What the task requires> Output the data word for word, dropping every image.

Excerpts from a figure dataset:
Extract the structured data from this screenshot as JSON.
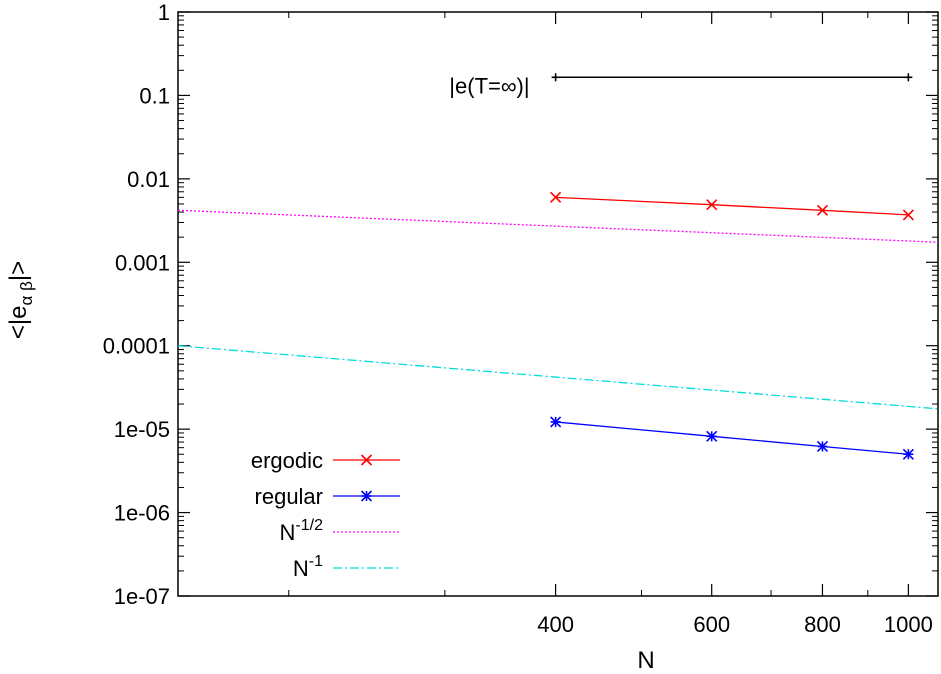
{
  "chart_data": {
    "type": "line",
    "xlabel": "N",
    "ylabel": {
      "prefix": "<|e",
      "sub": "α β",
      "suffix": "|>"
    },
    "x_scale": "log",
    "y_scale": "log",
    "xlim": [
      150,
      1080
    ],
    "ylim": [
      1e-07,
      1
    ],
    "x_ticks": [
      400,
      600,
      800,
      1000
    ],
    "y_ticks": [
      1,
      0.1,
      0.01,
      0.001,
      0.0001,
      1e-05,
      1e-06,
      1e-07
    ],
    "y_tick_labels": [
      "1",
      "0.1",
      "0.01",
      "0.001",
      "0.0001",
      "1e-05",
      "1e-06",
      "1e-07"
    ],
    "grid": false,
    "legend_position": "bottom-left",
    "reference_line": {
      "label": "|e(T=∞)|",
      "x": [
        400,
        1000
      ],
      "y": [
        0.165,
        0.165
      ],
      "color": "#000000"
    },
    "series": [
      {
        "name": "ergodic",
        "color": "#ff0000",
        "marker": "x",
        "x": [
          400,
          600,
          800,
          1000
        ],
        "y": [
          0.006,
          0.0049,
          0.0042,
          0.0037
        ]
      },
      {
        "name": "regular",
        "color": "#0000ff",
        "marker": "star",
        "x": [
          400,
          600,
          800,
          1000
        ],
        "y": [
          1.22e-05,
          8.2e-06,
          6.2e-06,
          5e-06
        ]
      },
      {
        "name": {
          "base": "N",
          "sup": "-1/2"
        },
        "color": "#ff00ff",
        "style": "dotted",
        "x": [
          150,
          1080
        ],
        "y": [
          0.0042,
          0.00174
        ]
      },
      {
        "name": {
          "base": "N",
          "sup": "-1"
        },
        "color": "#00dddd",
        "style": "dashdot",
        "x": [
          150,
          1080
        ],
        "y": [
          0.0001,
          1.75e-05
        ]
      }
    ]
  }
}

Task result>
Extract the structured data from this screenshot as JSON.
{
  "chart_data": {
    "type": "line",
    "xlabel": "N",
    "ylabel": {
      "prefix": "<|e",
      "sub": "α β",
      "suffix": "|>"
    },
    "x_scale": "log",
    "y_scale": "log",
    "xlim": [
      150,
      1080
    ],
    "ylim": [
      1e-07,
      1
    ],
    "x_ticks": [
      400,
      600,
      800,
      1000
    ],
    "y_ticks": [
      1,
      0.1,
      0.01,
      0.001,
      0.0001,
      1e-05,
      1e-06,
      1e-07
    ],
    "y_tick_labels": [
      "1",
      "0.1",
      "0.01",
      "0.001",
      "0.0001",
      "1e-05",
      "1e-06",
      "1e-07"
    ],
    "grid": false,
    "legend_position": "bottom-left",
    "reference_line": {
      "label": "|e(T=∞)|",
      "x": [
        400,
        1000
      ],
      "y": [
        0.165,
        0.165
      ],
      "color": "#000000"
    },
    "series": [
      {
        "name": "ergodic",
        "color": "#ff0000",
        "marker": "x",
        "x": [
          400,
          600,
          800,
          1000
        ],
        "y": [
          0.006,
          0.0049,
          0.0042,
          0.0037
        ]
      },
      {
        "name": "regular",
        "color": "#0000ff",
        "marker": "star",
        "x": [
          400,
          600,
          800,
          1000
        ],
        "y": [
          1.22e-05,
          8.2e-06,
          6.2e-06,
          5e-06
        ]
      },
      {
        "name": {
          "base": "N",
          "sup": "-1/2"
        },
        "color": "#ff00ff",
        "style": "dotted",
        "x": [
          150,
          1080
        ],
        "y": [
          0.0042,
          0.00174
        ]
      },
      {
        "name": {
          "base": "N",
          "sup": "-1"
        },
        "color": "#00dddd",
        "style": "dashdot",
        "x": [
          150,
          1080
        ],
        "y": [
          0.0001,
          1.75e-05
        ]
      }
    ]
  }
}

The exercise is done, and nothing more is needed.